## Task prompt
Look through the data for the string "grid". Copy every line where it is found.

* Start Data *

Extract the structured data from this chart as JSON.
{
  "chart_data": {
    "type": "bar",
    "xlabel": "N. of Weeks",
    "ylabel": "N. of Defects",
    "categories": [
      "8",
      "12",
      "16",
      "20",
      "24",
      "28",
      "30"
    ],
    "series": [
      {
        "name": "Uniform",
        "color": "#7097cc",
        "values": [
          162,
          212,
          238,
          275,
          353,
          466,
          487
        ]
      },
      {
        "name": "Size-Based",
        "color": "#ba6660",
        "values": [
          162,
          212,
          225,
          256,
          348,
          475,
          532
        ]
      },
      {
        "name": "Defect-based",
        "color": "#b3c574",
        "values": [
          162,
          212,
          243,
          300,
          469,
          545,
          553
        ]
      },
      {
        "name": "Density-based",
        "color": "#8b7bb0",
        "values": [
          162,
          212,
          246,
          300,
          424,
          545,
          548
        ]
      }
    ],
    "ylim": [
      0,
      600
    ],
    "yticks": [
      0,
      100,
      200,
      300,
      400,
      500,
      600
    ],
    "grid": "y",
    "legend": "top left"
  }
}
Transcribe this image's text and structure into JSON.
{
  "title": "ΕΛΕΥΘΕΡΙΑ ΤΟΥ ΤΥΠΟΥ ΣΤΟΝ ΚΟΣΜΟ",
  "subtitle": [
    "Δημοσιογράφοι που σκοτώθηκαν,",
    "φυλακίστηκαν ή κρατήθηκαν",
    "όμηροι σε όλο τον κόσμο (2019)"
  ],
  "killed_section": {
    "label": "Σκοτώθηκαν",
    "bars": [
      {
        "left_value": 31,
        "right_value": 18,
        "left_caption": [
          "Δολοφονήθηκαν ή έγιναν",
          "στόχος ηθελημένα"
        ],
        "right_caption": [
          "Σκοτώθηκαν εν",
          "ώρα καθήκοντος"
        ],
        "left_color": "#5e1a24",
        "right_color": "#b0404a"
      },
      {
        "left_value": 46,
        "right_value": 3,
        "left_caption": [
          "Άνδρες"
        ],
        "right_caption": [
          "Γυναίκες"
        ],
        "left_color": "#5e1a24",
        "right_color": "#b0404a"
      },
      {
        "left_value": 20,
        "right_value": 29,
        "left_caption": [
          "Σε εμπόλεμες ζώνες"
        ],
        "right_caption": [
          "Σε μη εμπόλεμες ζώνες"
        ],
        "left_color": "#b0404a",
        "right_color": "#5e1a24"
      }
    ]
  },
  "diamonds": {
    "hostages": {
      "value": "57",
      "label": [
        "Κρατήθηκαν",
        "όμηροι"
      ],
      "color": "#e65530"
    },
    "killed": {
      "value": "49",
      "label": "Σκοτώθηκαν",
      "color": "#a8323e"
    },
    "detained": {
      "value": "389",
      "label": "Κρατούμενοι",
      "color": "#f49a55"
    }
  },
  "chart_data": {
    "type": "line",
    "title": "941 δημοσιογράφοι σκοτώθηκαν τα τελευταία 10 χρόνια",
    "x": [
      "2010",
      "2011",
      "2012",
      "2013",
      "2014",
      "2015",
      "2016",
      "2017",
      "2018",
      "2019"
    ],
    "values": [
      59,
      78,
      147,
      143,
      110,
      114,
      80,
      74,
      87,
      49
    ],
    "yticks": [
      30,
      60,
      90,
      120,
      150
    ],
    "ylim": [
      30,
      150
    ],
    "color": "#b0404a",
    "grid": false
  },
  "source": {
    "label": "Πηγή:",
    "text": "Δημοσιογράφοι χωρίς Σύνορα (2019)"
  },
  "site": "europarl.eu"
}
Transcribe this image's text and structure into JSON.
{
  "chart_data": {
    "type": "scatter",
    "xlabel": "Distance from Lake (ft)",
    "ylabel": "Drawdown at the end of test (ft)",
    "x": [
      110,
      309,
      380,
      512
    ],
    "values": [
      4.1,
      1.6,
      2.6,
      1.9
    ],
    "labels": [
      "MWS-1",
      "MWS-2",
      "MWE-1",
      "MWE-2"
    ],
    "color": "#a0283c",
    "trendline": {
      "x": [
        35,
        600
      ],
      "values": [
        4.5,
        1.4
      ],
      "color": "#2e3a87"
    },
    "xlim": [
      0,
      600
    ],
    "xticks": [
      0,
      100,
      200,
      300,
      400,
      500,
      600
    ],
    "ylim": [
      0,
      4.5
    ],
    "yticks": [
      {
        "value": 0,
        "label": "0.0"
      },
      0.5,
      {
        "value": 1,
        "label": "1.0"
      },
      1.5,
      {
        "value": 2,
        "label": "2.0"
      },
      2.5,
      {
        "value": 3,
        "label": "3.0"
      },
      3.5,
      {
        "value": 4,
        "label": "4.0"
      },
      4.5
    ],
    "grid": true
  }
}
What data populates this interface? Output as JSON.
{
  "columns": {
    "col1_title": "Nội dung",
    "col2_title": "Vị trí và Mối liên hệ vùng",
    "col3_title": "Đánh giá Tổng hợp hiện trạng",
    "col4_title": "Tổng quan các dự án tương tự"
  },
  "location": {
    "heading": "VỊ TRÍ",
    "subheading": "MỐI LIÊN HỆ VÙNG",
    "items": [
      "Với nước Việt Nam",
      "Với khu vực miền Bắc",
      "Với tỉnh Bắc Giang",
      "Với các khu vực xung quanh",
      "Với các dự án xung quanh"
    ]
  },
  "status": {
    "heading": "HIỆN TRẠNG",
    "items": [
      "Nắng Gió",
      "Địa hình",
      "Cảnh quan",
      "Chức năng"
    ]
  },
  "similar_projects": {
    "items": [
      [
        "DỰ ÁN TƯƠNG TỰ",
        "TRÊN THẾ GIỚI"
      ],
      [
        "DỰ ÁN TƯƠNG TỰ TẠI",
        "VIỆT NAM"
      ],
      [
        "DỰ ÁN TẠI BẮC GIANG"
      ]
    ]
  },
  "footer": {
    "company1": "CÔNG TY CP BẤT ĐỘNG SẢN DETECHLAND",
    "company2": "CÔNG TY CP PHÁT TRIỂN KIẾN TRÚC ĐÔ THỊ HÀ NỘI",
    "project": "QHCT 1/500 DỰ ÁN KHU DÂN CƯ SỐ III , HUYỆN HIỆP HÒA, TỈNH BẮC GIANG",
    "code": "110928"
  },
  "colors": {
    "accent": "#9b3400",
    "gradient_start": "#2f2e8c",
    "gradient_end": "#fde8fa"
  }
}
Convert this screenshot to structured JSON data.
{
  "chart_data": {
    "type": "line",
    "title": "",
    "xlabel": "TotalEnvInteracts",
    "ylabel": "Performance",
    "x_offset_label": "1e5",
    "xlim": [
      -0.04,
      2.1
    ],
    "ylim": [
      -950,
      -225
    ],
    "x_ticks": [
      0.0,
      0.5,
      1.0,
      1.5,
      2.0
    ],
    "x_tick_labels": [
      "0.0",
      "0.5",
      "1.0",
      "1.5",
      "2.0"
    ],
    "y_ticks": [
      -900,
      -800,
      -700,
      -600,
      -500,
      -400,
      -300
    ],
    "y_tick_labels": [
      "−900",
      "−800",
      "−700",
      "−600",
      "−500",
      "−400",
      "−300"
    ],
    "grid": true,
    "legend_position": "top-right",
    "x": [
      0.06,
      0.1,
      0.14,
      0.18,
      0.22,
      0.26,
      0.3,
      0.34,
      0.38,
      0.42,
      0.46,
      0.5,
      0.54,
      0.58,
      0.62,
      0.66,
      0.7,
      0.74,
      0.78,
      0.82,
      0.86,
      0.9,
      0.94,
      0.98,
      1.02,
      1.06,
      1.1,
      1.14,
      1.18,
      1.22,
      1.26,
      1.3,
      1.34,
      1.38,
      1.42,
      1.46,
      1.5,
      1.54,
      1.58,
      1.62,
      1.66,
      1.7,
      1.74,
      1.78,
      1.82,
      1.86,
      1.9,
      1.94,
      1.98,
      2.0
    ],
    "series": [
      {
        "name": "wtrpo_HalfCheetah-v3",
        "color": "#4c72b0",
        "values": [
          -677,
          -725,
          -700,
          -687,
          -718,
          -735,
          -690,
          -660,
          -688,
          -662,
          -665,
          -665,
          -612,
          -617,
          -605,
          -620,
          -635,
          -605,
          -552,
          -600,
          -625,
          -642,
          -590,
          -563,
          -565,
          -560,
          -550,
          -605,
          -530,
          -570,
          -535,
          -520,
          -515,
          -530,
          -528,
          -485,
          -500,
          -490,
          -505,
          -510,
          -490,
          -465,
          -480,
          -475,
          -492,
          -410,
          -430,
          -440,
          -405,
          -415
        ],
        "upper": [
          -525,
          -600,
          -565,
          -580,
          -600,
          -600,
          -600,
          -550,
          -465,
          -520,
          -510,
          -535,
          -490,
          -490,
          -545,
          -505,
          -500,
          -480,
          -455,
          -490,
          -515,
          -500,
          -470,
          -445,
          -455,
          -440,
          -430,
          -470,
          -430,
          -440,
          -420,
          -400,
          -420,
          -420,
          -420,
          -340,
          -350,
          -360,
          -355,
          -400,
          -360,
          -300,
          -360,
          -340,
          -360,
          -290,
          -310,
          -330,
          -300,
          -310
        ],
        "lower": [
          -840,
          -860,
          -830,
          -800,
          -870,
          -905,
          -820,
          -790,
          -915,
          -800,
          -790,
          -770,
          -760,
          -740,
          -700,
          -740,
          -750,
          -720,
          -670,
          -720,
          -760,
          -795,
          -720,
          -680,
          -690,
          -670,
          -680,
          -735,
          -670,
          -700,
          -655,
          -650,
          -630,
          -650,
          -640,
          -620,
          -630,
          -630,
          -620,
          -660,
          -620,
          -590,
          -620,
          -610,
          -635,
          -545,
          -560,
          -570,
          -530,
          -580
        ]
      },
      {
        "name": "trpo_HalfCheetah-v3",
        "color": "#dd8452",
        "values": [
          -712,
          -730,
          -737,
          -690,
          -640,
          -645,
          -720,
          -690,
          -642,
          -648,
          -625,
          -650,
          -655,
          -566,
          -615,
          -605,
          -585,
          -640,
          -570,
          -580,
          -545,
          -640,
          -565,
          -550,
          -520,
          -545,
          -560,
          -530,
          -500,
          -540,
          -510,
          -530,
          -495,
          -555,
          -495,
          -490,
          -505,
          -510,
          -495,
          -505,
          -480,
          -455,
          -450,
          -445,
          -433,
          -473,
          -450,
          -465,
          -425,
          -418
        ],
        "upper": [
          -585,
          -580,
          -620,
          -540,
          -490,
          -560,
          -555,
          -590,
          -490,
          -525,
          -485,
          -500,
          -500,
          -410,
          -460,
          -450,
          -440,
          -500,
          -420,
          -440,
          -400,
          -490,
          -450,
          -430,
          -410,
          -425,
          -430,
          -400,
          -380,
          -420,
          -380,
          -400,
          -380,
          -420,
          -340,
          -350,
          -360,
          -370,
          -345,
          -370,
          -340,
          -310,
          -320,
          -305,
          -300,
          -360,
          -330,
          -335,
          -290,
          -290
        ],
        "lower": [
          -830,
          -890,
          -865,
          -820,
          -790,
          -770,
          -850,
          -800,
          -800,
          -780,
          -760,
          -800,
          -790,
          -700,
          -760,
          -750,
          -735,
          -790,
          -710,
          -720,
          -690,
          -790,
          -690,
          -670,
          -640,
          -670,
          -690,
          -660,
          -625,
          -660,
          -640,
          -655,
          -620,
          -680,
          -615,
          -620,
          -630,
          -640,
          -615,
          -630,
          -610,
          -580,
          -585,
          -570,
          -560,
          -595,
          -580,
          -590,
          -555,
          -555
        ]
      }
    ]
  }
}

* End Data *

## Written solution
    "grid": "y",
    "grid": false
    "grid": true
    "grid": true,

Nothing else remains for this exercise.